→ Task
Using the records below, please work out how many lines contain "your"; answer with the number alone.

→ Data shown
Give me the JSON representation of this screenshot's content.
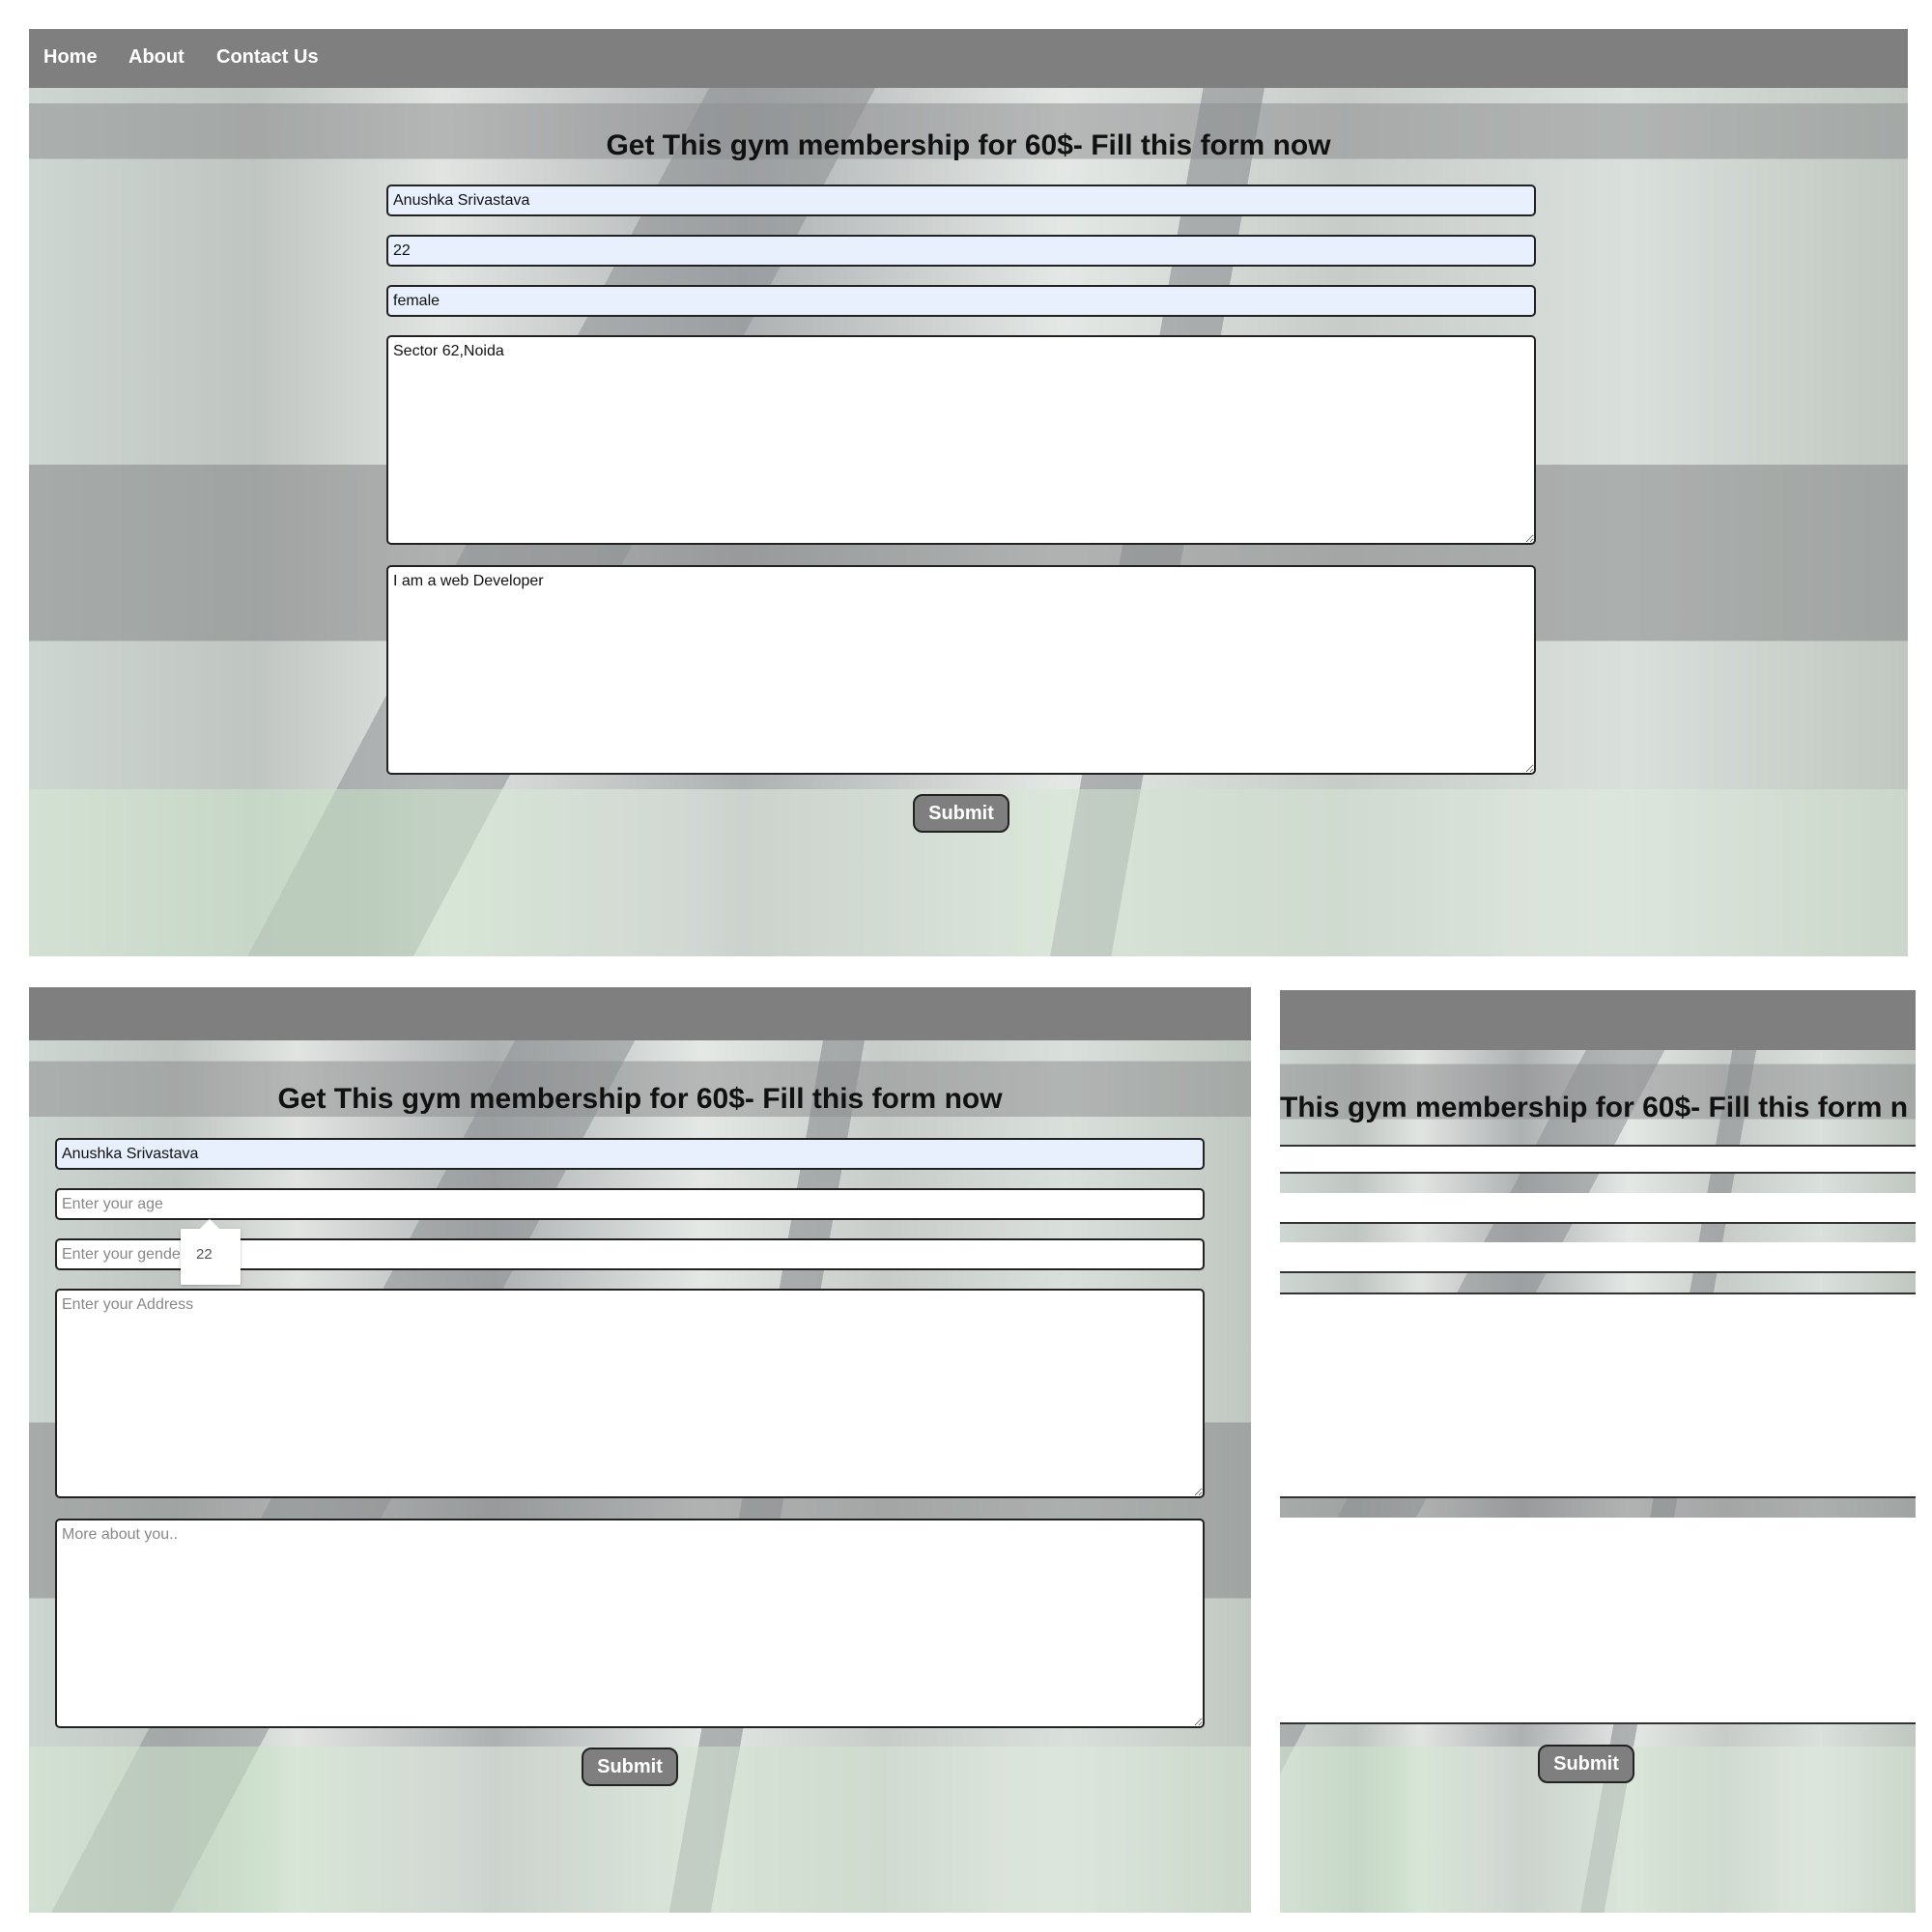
{
  "nav": {
    "home": "Home",
    "about": "About",
    "contact": "Contact Us"
  },
  "form": {
    "title": "Get This gym membership for 60$- Fill this form now",
    "title_cropped": "This gym membership for 60$- Fill this form n",
    "submit_label": "Submit",
    "filled": {
      "name": "Anushka Srivastava",
      "age": "22",
      "gender": "female",
      "address": "Sector 62,Noida",
      "about": "I am a web Developer"
    },
    "placeholders": {
      "age": "Enter your age",
      "gender": "Enter your gender",
      "address": "Enter your Address",
      "about": "More about you.."
    },
    "autocomplete_suggestion": "22"
  }
}
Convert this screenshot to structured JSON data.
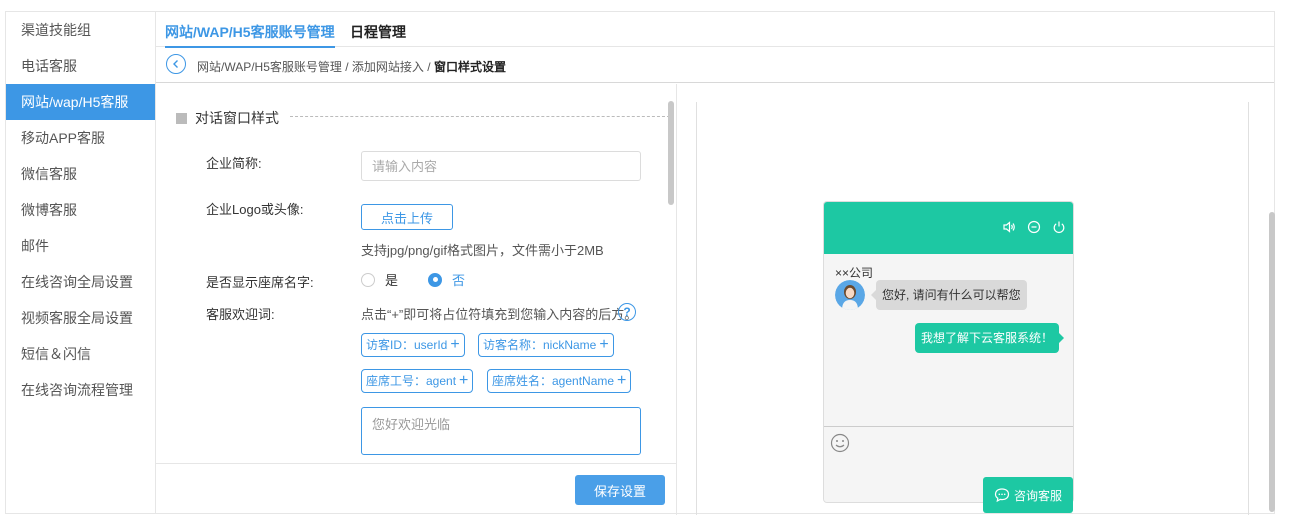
{
  "sidebar": {
    "items": [
      {
        "label": "渠道技能组"
      },
      {
        "label": "电话客服"
      },
      {
        "label": "网站/wap/H5客服"
      },
      {
        "label": "移动APP客服"
      },
      {
        "label": "微信客服"
      },
      {
        "label": "微博客服"
      },
      {
        "label": "邮件"
      },
      {
        "label": "在线咨询全局设置"
      },
      {
        "label": "视频客服全局设置"
      },
      {
        "label": "短信＆闪信"
      },
      {
        "label": "在线咨询流程管理"
      }
    ],
    "active_index": 2
  },
  "tabs": [
    {
      "label": "网站/WAP/H5客服账号管理",
      "active": true
    },
    {
      "label": "日程管理",
      "active": false
    }
  ],
  "breadcrumb": {
    "item1": "网站/WAP/H5客服账号管理",
    "sep": " / ",
    "item2": "添加网站接入",
    "current": "窗口样式设置"
  },
  "form": {
    "section_title": "对话窗口样式",
    "company_label": "企业简称:",
    "company_placeholder": "请输入内容",
    "logo_label": "企业Logo或头像:",
    "upload_label": "点击上传",
    "upload_hint": "支持jpg/png/gif格式图片，文件需小于2MB",
    "show_name_label": "是否显示座席名字:",
    "radio_yes": "是",
    "radio_no": "否",
    "selected": "否",
    "welcome_label": "客服欢迎词:",
    "welcome_hint": "点击“+”即可将占位符填充到您输入内容的后方。",
    "help_icon": "?",
    "tags": [
      {
        "label": "访客ID：userId"
      },
      {
        "label": "访客名称：nickName"
      },
      {
        "label": "座席工号：agent"
      },
      {
        "label": "座席姓名：agentName"
      }
    ],
    "tag_plus": "+",
    "welcome_placeholder": "您好欢迎光临",
    "save_label": "保存设置"
  },
  "preview": {
    "company": "××公司",
    "greeting": "您好, 请问有什么可以帮您",
    "user_message": "我想了解下云客服系统！",
    "consult_label": "咨询客服"
  },
  "colors": {
    "accent": "#3d97e5",
    "widget_brand": "#1dc8a3"
  }
}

→ Answer to the exercise
3